Task to carry out:
Each line that holds the word "candlestick" is to be identified and copied.
-------- Supplied data
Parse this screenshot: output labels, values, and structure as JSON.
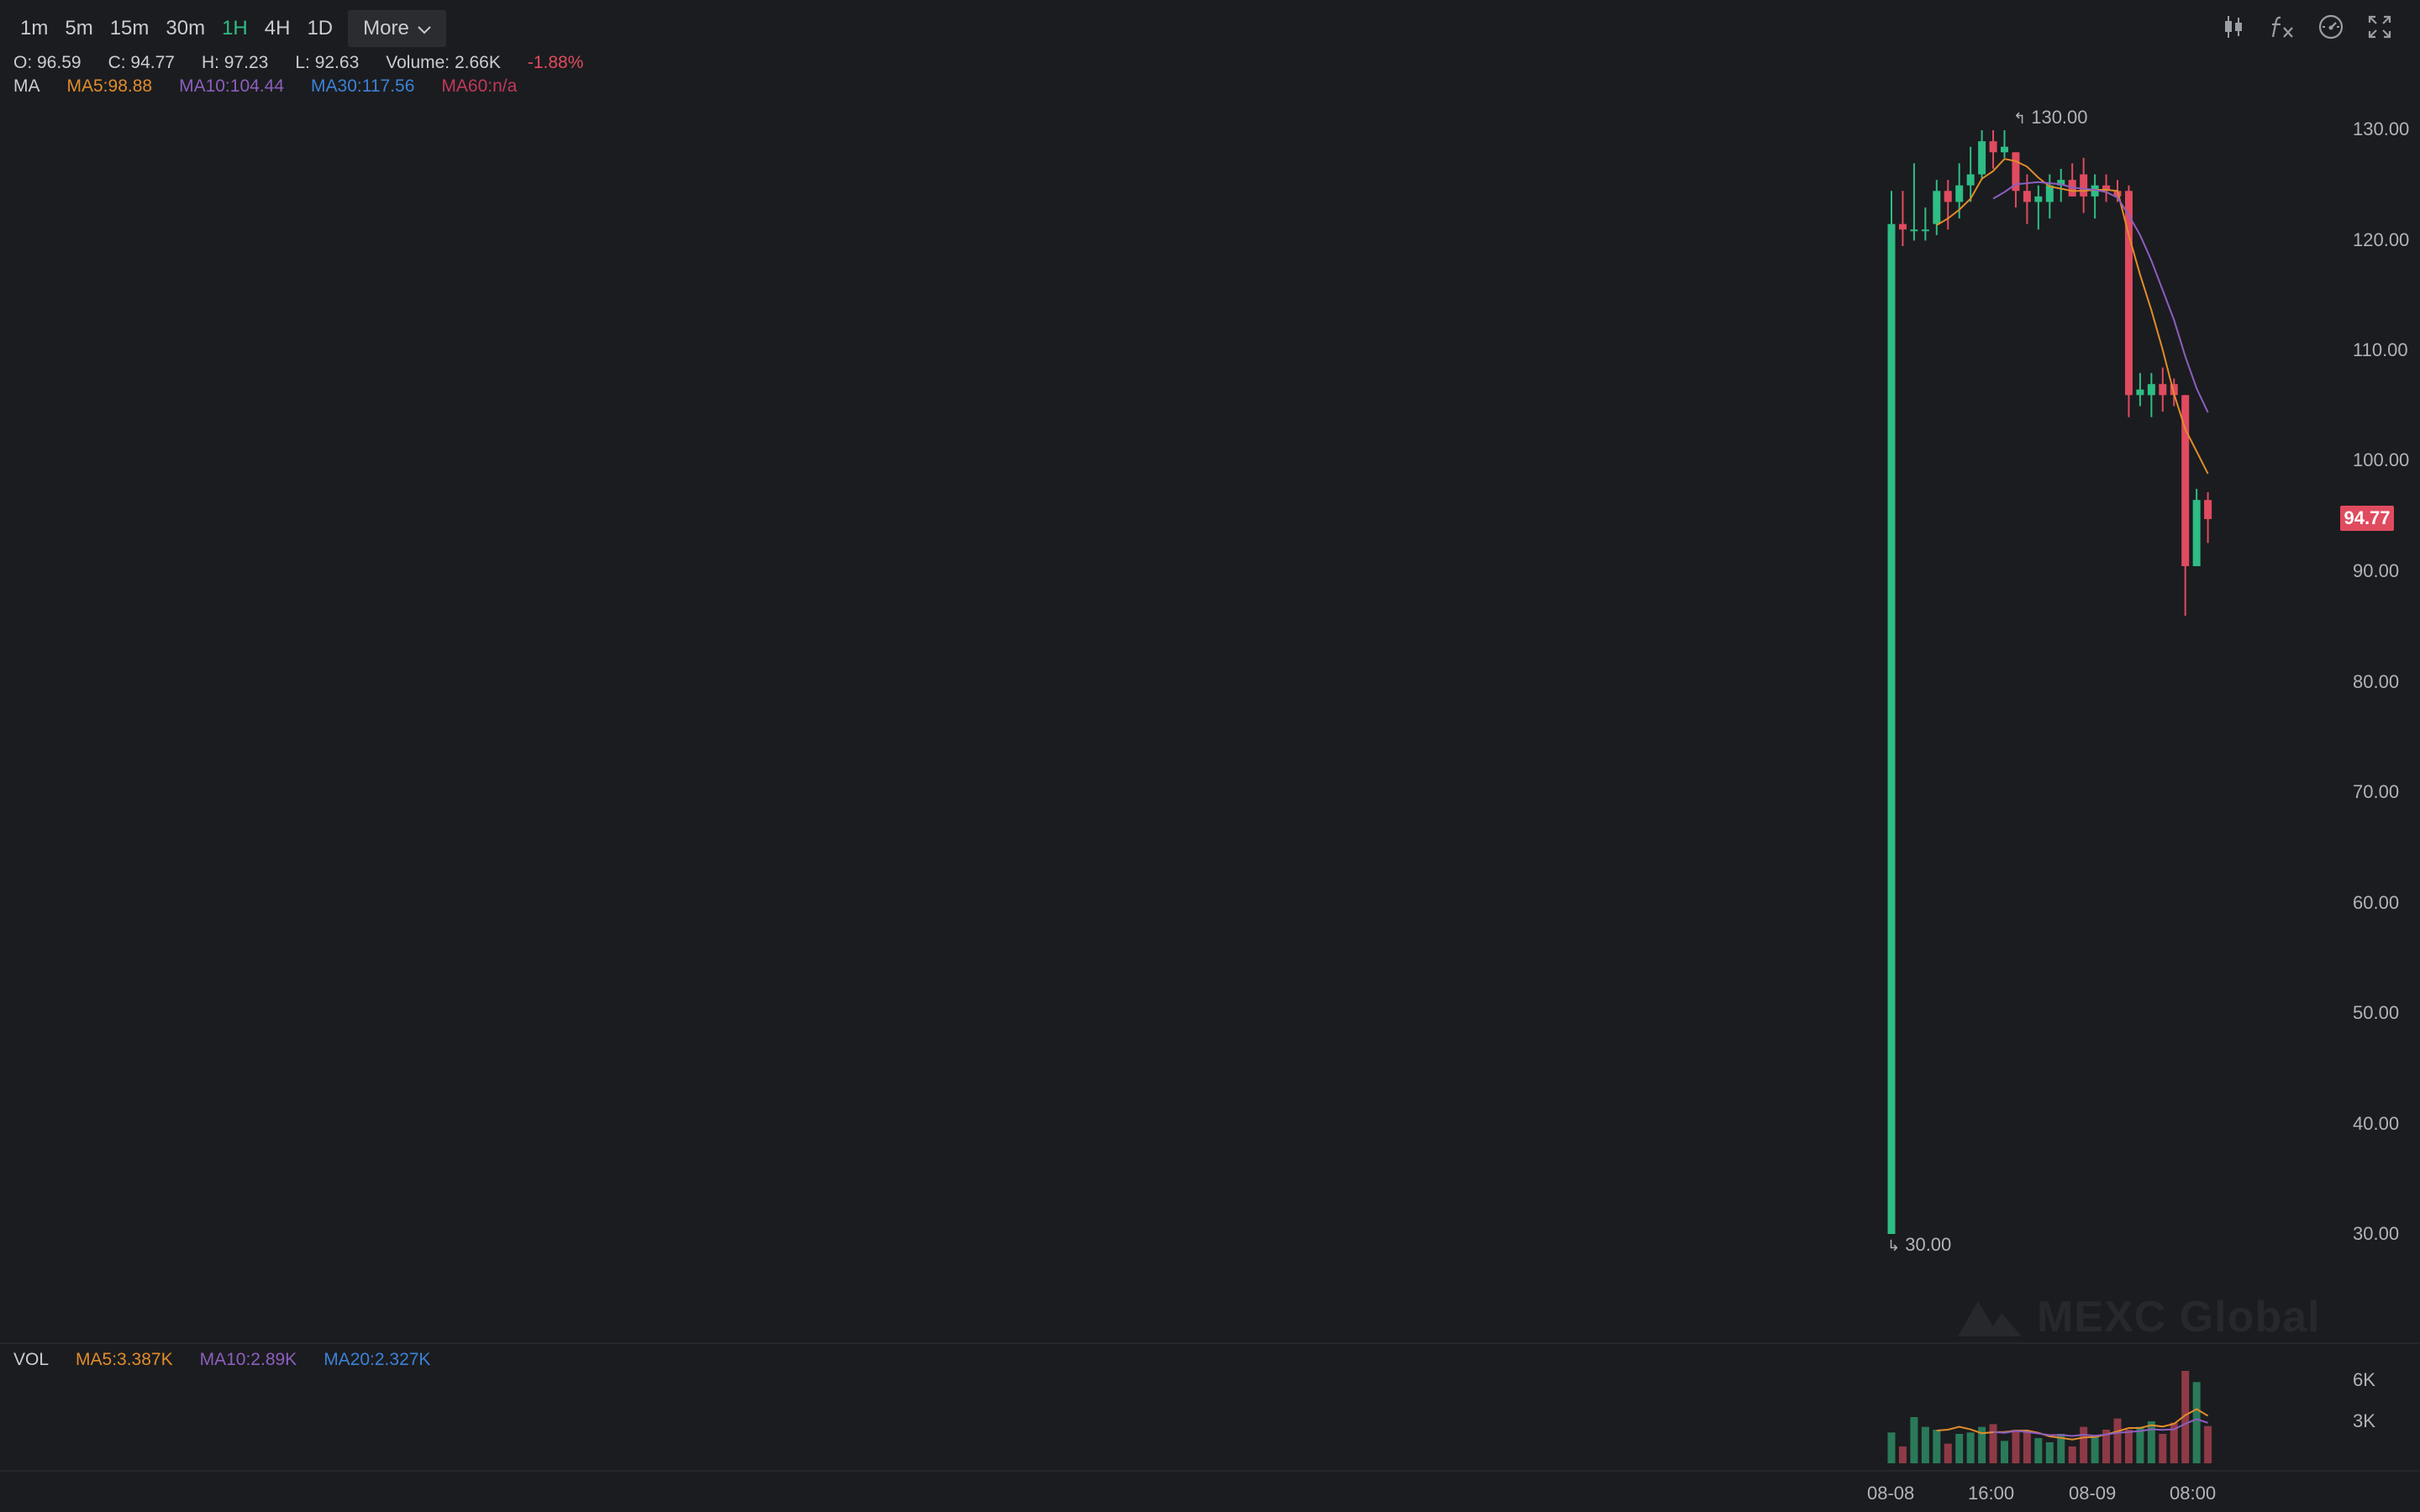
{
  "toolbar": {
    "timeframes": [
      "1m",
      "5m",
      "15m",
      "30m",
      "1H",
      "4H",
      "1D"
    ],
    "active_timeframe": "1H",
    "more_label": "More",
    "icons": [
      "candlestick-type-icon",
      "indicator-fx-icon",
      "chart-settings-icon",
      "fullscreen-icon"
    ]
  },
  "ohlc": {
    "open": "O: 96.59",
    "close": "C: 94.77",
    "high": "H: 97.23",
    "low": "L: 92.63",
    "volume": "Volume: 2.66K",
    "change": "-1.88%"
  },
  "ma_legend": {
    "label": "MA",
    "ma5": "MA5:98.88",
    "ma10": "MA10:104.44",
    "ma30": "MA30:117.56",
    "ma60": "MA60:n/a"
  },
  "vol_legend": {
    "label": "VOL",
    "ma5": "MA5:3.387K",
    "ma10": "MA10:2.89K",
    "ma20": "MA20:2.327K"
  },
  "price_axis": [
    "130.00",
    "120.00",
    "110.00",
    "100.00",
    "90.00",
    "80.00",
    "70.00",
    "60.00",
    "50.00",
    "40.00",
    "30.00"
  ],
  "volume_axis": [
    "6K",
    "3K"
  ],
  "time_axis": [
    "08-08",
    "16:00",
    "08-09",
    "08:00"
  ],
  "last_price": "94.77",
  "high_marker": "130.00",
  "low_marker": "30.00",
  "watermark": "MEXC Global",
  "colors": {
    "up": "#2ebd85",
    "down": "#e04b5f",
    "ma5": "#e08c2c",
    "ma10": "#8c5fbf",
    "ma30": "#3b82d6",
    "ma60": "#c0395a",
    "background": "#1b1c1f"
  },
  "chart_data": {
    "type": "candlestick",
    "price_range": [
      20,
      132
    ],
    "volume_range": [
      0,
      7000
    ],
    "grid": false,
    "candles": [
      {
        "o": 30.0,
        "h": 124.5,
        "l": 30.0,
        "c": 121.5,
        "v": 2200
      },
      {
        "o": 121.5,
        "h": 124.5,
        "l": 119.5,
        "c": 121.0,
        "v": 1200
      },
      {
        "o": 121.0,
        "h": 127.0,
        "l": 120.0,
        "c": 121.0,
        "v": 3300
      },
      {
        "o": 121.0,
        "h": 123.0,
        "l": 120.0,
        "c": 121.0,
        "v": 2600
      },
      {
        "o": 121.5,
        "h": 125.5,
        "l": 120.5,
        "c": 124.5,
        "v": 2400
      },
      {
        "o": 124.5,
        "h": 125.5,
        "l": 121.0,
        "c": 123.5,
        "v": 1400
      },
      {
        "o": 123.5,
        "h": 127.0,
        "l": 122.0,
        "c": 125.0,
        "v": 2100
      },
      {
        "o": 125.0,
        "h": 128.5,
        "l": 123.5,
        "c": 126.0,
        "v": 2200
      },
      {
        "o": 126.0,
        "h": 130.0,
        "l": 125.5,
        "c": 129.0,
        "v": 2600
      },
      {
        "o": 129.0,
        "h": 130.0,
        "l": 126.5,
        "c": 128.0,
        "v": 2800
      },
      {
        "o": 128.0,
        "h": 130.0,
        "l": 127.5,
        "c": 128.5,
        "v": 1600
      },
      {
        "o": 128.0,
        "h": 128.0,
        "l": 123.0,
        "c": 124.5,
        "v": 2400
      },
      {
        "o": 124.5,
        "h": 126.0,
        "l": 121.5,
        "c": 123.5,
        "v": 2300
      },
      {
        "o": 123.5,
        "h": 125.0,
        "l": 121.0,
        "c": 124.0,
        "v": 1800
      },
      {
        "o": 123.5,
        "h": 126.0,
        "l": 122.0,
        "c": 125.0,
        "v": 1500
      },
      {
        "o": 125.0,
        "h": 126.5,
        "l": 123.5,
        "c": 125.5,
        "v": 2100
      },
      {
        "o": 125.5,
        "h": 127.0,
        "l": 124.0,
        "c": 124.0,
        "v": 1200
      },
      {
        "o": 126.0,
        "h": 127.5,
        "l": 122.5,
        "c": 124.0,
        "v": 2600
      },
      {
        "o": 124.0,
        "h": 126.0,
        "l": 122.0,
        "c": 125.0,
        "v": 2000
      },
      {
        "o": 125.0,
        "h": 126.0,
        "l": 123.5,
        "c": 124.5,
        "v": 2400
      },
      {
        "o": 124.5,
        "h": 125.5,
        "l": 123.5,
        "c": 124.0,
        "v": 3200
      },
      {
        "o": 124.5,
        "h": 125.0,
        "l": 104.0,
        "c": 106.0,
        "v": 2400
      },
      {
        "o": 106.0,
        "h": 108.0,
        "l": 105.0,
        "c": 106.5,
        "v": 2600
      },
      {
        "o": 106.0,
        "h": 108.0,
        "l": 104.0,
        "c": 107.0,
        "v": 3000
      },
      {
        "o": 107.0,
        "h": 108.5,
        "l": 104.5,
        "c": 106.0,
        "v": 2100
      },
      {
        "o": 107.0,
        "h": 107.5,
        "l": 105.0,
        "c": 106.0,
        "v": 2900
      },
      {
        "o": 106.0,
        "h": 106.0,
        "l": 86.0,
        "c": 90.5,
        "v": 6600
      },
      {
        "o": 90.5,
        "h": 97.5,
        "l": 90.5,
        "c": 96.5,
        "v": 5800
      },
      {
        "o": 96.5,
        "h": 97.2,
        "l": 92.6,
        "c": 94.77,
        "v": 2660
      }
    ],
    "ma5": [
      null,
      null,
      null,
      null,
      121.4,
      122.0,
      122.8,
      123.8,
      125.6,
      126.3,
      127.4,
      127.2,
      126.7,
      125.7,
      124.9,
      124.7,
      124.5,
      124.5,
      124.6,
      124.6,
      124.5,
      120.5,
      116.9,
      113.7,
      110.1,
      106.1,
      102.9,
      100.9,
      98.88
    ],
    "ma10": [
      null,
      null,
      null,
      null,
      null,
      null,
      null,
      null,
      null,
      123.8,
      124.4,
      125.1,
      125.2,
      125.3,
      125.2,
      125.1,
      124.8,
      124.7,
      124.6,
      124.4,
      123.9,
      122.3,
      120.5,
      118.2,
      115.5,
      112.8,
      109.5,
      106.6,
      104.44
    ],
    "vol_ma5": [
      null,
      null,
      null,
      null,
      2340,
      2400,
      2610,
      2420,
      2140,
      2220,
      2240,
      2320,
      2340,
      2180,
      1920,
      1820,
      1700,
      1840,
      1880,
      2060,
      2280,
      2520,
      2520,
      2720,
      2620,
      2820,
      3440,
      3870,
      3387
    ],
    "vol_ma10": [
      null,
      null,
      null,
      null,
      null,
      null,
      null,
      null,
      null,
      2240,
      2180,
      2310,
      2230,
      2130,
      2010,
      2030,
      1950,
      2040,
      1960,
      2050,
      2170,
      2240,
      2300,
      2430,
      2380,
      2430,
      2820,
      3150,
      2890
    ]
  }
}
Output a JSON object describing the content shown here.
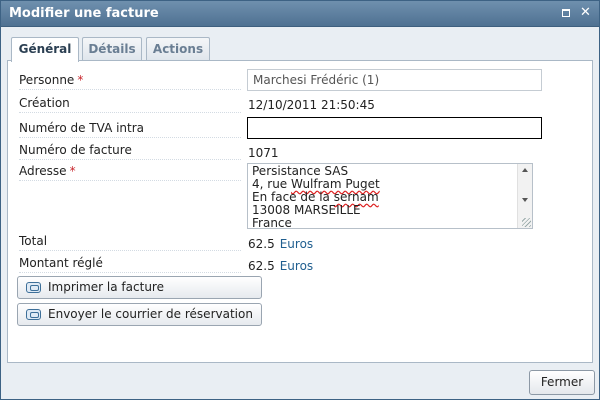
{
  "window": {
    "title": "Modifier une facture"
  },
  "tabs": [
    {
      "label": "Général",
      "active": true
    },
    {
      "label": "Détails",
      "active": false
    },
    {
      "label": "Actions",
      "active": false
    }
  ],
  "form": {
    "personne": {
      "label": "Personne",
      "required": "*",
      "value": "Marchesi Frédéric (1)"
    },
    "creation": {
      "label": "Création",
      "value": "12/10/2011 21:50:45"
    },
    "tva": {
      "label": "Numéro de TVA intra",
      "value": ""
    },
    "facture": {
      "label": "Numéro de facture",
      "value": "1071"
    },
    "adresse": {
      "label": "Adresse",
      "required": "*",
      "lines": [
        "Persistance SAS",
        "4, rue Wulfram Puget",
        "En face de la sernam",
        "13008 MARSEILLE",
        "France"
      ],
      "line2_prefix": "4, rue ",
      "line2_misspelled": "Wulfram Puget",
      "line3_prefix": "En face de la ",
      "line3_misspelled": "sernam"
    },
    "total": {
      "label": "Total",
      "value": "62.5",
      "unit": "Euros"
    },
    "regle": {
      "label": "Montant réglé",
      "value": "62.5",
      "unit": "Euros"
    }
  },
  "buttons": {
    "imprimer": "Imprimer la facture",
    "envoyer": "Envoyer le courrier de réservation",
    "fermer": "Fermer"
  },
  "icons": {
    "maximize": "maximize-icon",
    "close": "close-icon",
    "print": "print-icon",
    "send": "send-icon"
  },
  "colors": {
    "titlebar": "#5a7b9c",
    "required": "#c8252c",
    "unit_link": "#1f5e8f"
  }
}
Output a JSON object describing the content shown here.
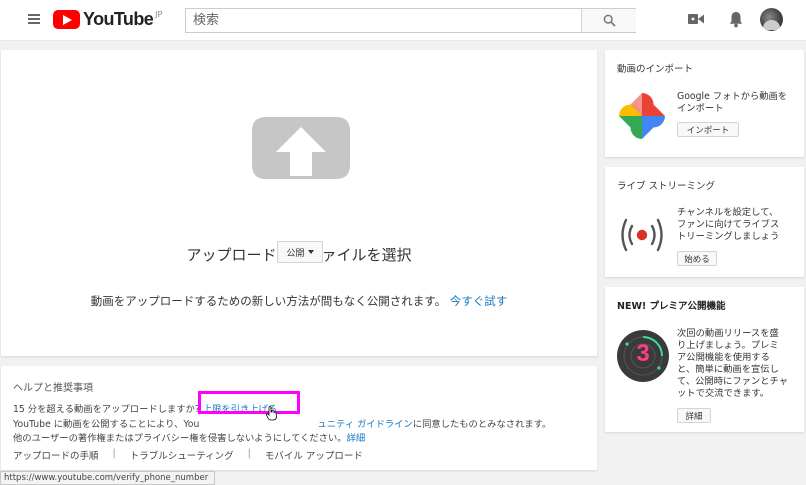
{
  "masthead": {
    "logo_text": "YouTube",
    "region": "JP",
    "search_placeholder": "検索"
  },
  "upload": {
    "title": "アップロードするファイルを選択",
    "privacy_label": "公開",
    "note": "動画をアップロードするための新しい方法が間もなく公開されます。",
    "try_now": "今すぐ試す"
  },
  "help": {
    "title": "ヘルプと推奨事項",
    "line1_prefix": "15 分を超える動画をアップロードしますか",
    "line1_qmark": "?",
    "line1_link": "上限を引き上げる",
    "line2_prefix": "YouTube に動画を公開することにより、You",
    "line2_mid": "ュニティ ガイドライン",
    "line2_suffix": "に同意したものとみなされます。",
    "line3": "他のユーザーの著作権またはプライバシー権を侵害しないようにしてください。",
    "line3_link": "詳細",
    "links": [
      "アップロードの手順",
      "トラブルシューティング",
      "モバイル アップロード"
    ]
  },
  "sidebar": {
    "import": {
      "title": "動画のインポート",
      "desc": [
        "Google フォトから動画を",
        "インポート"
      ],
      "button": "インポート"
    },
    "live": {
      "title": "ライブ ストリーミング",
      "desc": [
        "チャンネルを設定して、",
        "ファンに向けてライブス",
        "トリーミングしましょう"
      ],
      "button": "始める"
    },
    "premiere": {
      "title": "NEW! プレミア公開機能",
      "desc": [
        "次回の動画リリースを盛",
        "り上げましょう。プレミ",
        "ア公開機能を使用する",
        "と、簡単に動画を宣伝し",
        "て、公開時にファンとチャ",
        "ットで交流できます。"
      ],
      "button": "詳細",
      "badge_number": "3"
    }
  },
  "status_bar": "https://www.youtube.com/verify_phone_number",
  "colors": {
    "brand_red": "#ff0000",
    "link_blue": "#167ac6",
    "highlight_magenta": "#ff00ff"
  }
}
----------------
The output:
      "candlestick-type-icon",
    "type": "candlestick",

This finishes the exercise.